Task details → Write the material out again exactly as it stands.

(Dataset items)
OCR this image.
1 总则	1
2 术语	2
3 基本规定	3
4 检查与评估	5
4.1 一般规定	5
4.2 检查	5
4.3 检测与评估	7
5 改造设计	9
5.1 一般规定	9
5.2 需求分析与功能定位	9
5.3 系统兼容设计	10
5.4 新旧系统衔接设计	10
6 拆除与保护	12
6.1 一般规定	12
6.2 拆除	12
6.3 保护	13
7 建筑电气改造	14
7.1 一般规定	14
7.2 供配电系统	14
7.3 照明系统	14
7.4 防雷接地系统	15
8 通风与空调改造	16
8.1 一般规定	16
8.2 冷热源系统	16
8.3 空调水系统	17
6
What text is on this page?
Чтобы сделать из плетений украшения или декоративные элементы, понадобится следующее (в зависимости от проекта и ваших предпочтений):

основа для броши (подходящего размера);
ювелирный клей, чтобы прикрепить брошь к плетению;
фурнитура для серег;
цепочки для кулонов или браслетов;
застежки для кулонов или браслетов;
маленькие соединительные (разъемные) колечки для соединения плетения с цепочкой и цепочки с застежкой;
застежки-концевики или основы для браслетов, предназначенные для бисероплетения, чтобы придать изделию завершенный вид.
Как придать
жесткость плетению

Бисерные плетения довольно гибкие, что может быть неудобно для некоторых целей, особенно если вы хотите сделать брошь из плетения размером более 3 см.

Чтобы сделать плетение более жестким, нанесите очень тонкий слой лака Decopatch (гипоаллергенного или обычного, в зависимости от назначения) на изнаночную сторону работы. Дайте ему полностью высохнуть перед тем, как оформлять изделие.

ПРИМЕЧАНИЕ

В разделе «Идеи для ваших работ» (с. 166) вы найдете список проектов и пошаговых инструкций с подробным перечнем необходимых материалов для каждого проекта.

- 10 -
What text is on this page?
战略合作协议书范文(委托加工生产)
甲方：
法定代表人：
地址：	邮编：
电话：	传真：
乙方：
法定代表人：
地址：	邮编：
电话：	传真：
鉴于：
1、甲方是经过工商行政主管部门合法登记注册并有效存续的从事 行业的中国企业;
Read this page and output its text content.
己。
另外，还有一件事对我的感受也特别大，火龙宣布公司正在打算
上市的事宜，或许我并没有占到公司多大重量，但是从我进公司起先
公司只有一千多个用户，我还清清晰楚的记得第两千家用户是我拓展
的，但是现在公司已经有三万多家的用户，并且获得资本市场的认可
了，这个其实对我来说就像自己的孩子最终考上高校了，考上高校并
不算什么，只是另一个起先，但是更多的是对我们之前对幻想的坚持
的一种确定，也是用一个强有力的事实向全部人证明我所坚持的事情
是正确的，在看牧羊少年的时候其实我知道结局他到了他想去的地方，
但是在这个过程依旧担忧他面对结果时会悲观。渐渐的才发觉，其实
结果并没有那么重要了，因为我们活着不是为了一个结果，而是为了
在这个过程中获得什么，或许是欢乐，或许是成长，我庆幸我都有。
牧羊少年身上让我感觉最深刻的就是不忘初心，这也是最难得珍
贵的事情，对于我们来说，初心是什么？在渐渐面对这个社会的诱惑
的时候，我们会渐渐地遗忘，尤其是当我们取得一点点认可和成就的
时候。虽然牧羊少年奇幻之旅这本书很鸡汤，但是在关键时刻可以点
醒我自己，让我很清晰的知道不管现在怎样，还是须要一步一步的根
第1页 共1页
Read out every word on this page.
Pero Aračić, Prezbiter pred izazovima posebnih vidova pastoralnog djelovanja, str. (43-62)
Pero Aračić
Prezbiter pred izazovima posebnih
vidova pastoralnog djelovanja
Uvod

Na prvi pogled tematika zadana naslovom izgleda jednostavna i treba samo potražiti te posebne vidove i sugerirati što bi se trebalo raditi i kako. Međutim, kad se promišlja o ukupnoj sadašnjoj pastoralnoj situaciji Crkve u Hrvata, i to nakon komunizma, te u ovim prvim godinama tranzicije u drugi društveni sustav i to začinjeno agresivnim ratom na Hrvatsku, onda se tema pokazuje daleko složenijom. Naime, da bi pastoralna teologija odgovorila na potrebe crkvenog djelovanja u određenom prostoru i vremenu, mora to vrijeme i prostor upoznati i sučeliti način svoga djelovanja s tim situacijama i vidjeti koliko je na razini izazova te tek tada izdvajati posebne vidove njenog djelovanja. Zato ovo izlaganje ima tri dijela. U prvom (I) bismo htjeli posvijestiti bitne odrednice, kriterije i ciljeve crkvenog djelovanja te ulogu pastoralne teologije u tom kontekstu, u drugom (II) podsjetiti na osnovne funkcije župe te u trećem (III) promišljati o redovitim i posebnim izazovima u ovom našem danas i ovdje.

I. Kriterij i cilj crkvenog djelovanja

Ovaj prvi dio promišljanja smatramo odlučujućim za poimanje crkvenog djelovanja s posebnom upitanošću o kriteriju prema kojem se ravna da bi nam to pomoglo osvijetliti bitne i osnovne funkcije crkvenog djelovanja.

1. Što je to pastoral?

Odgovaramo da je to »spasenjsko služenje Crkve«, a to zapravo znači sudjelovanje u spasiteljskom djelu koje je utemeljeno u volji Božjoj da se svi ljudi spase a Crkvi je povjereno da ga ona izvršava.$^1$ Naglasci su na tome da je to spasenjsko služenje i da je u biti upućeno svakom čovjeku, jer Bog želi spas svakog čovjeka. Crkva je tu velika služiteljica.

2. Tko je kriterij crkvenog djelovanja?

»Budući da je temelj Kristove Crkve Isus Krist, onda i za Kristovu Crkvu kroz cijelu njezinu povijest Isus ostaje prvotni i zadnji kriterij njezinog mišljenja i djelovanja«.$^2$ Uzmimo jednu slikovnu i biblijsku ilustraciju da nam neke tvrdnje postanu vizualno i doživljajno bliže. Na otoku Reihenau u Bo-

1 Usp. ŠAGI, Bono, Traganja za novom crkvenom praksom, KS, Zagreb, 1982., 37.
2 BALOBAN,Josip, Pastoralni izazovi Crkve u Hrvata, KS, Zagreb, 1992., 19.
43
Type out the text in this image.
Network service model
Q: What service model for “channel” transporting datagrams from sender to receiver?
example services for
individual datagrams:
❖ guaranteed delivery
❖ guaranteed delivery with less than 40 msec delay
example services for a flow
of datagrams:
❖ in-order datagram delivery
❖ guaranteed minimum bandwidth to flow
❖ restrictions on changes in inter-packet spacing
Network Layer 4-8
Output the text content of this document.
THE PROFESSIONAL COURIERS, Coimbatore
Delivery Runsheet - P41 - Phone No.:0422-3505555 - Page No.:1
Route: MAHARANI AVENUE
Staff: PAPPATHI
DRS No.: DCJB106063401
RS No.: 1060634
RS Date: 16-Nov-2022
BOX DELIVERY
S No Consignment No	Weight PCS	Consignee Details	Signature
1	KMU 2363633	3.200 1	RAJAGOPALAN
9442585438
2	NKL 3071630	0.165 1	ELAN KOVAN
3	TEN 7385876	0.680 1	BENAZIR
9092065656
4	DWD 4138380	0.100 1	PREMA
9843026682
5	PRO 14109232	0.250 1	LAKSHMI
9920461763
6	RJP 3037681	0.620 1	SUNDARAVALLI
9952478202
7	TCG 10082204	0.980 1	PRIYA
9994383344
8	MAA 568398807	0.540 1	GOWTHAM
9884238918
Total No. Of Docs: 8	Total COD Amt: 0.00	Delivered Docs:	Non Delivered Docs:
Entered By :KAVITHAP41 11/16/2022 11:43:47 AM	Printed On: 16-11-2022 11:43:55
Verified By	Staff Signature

The response →
OCR this image.
1 总则	1
2 术语	2
3 基本规定	3
4 检查与评估	5
4.1 一般规定	5
4.2 检查	5
4.3 检测与评估	7
5 改造设计	9
5.1 一般规定	9
5.2 需求分析与功能定位	9
5.3 系统兼容设计	10
5.4 新旧系统衔接设计	10
6 拆除与保护	12
6.1 一般规定	12
6.2 拆除	12
6.3 保护	13
7 建筑电气改造	14
7.1 一般规定	14
7.2 供配电系统	14
7.3 照明系统	14
7.4 防雷接地系统	15
8 通风与空调改造	16
8.1 一般规定	16
8.2 冷热源系统	16
8.3 空调水系统	17
6
What text is on this page?
Чтобы сделать из плетений украшения или декоративные элементы, понадобится следующее (в зависимости от проекта и ваших предпочтений):

основа для броши (подходящего размера);
ювелирный клей, чтобы прикрепить брошь к плетению;
фурнитура для серег;
цепочки для кулонов или браслетов;
застежки для кулонов или браслетов;
маленькие соединительные (разъемные) колечки для соединения плетения с цепочкой и цепочки с застежкой;
застежки-концевики или основы для браслетов, предназначенные для бисероплетения, чтобы придать изделию завершенный вид.
Как придать
жесткость плетению

Бисерные плетения довольно гибкие, что может быть неудобно для некоторых целей, особенно если вы хотите сделать брошь из плетения размером более 3 см.

Чтобы сделать плетение более жестким, нанесите очень тонкий слой лака Decopatch (гипоаллергенного или обычного, в зависимости от назначения) на изнаночную сторону работы. Дайте ему полностью высохнуть перед тем, как оформлять изделие.

ПРИМЕЧАНИЕ

В разделе «Идеи для ваших работ» (с. 166) вы найдете список проектов и пошаговых инструкций с подробным перечнем необходимых материалов для каждого проекта.

- 10 -
What text is on this page?
战略合作协议书范文(委托加工生产)
甲方：
法定代表人：
地址：	邮编：
电话：	传真：
乙方：
法定代表人：
地址：	邮编：
电话：	传真：
鉴于：
1、甲方是经过工商行政主管部门合法登记注册并有效存续的从事 行业的中国企业;
Read this page and output its text content.
己。
另外，还有一件事对我的感受也特别大，火龙宣布公司正在打算
上市的事宜，或许我并没有占到公司多大重量，但是从我进公司起先
公司只有一千多个用户，我还清清晰楚的记得第两千家用户是我拓展
的，但是现在公司已经有三万多家的用户，并且获得资本市场的认可
了，这个其实对我来说就像自己的孩子最终考上高校了，考上高校并
不算什么，只是另一个起先，但是更多的是对我们之前对幻想的坚持
的一种确定，也是用一个强有力的事实向全部人证明我所坚持的事情
是正确的，在看牧羊少年的时候其实我知道结局他到了他想去的地方，
但是在这个过程依旧担忧他面对结果时会悲观。渐渐的才发觉，其实
结果并没有那么重要了，因为我们活着不是为了一个结果，而是为了
在这个过程中获得什么，或许是欢乐，或许是成长，我庆幸我都有。
牧羊少年身上让我感觉最深刻的就是不忘初心，这也是最难得珍
贵的事情，对于我们来说，初心是什么？在渐渐面对这个社会的诱惑
的时候，我们会渐渐地遗忘，尤其是当我们取得一点点认可和成就的
时候。虽然牧羊少年奇幻之旅这本书很鸡汤，但是在关键时刻可以点
醒我自己，让我很清晰的知道不管现在怎样，还是须要一步一步的根
第1页 共1页
Read out every word on this page.
Pero Aračić, Prezbiter pred izazovima posebnih vidova pastoralnog djelovanja, str. (43-62)
Pero Aračić
Prezbiter pred izazovima posebnih
vidova pastoralnog djelovanja
Uvod

Na prvi pogled tematika zadana naslovom izgleda jednostavna i treba samo potražiti te posebne vidove i sugerirati što bi se trebalo raditi i kako. Međutim, kad se promišlja o ukupnoj sadašnjoj pastoralnoj situaciji Crkve u Hrvata, i to nakon komunizma, te u ovim prvim godinama tranzicije u drugi društveni sustav i to začinjeno agresivnim ratom na Hrvatsku, onda se tema pokazuje daleko složenijom. Naime, da bi pastoralna teologija odgovorila na potrebe crkvenog djelovanja u određenom prostoru i vremenu, mora to vrijeme i prostor upoznati i sučeliti način svoga djelovanja s tim situacijama i vidjeti koliko je na razini izazova te tek tada izdvajati posebne vidove njenog djelovanja. Zato ovo izlaganje ima tri dijela. U prvom (I) bismo htjeli posvijestiti bitne odrednice, kriterije i ciljeve crkvenog djelovanja te ulogu pastoralne teologije u tom kontekstu, u drugom (II) podsjetiti na osnovne funkcije župe te u trećem (III) promišljati o redovitim i posebnim izazovima u ovom našem danas i ovdje.

I. Kriterij i cilj crkvenog djelovanja

Ovaj prvi dio promišljanja smatramo odlučujućim za poimanje crkvenog djelovanja s posebnom upitanošću o kriteriju prema kojem se ravna da bi nam to pomoglo osvijetliti bitne i osnovne funkcije crkvenog djelovanja.

1. Što je to pastoral?

Odgovaramo da je to »spasenjsko služenje Crkve«, a to zapravo znači sudjelovanje u spasiteljskom djelu koje je utemeljeno u volji Božjoj da se svi ljudi spase a Crkvi je povjereno da ga ona izvršava.$^1$ Naglasci su na tome da je to spasenjsko služenje i da je u biti upućeno svakom čovjeku, jer Bog želi spas svakog čovjeka. Crkva je tu velika služiteljica.

2. Tko je kriterij crkvenog djelovanja?

»Budući da je temelj Kristove Crkve Isus Krist, onda i za Kristovu Crkvu kroz cijelu njezinu povijest Isus ostaje prvotni i zadnji kriterij njezinog mišljenja i djelovanja«.$^2$ Uzmimo jednu slikovnu i biblijsku ilustraciju da nam neke tvrdnje postanu vizualno i doživljajno bliže. Na otoku Reihenau u Bo-

1 Usp. ŠAGI, Bono, Traganja za novom crkvenom praksom, KS, Zagreb, 1982., 37.
2 BALOBAN,Josip, Pastoralni izazovi Crkve u Hrvata, KS, Zagreb, 1992., 19.
43
Type out the text in this image.
Network service model
Q: What service model for “channel” transporting datagrams from sender to receiver?
example services for
individual datagrams:
❖ guaranteed delivery
❖ guaranteed delivery with less than 40 msec delay
example services for a flow
of datagrams:
❖ in-order datagram delivery
❖ guaranteed minimum bandwidth to flow
❖ restrictions on changes in inter-packet spacing
Network Layer 4-8
Output the text content of this document.
THE PROFESSIONAL COURIERS, Coimbatore
Delivery Runsheet - P41 - Phone No.:0422-3505555 - Page No.:1
Route: MAHARANI AVENUE
Staff: PAPPATHI
DRS No.: DCJB106063401
RS No.: 1060634
RS Date: 16-Nov-2022
BOX DELIVERY
S No Consignment No	Weight PCS	Consignee Details	Signature
1	KMU 2363633	3.200 1	RAJAGOPALAN
9442585438
2	NKL 3071630	0.165 1	ELAN KOVAN
3	TEN 7385876	0.680 1	BENAZIR
9092065656
4	DWD 4138380	0.100 1	PREMA
9843026682
5	PRO 14109232	0.250 1	LAKSHMI
9920461763
6	RJP 3037681	0.620 1	SUNDARAVALLI
9952478202
7	TCG 10082204	0.980 1	PRIYA
9994383344
8	MAA 568398807	0.540 1	GOWTHAM
9884238918
Total No. Of Docs: 8	Total COD Amt: 0.00	Delivered Docs:	Non Delivered Docs:
Entered By :KAVITHAP41 11/16/2022 11:43:47 AM	Printed On: 16-11-2022 11:43:55
Verified By	Staff Signature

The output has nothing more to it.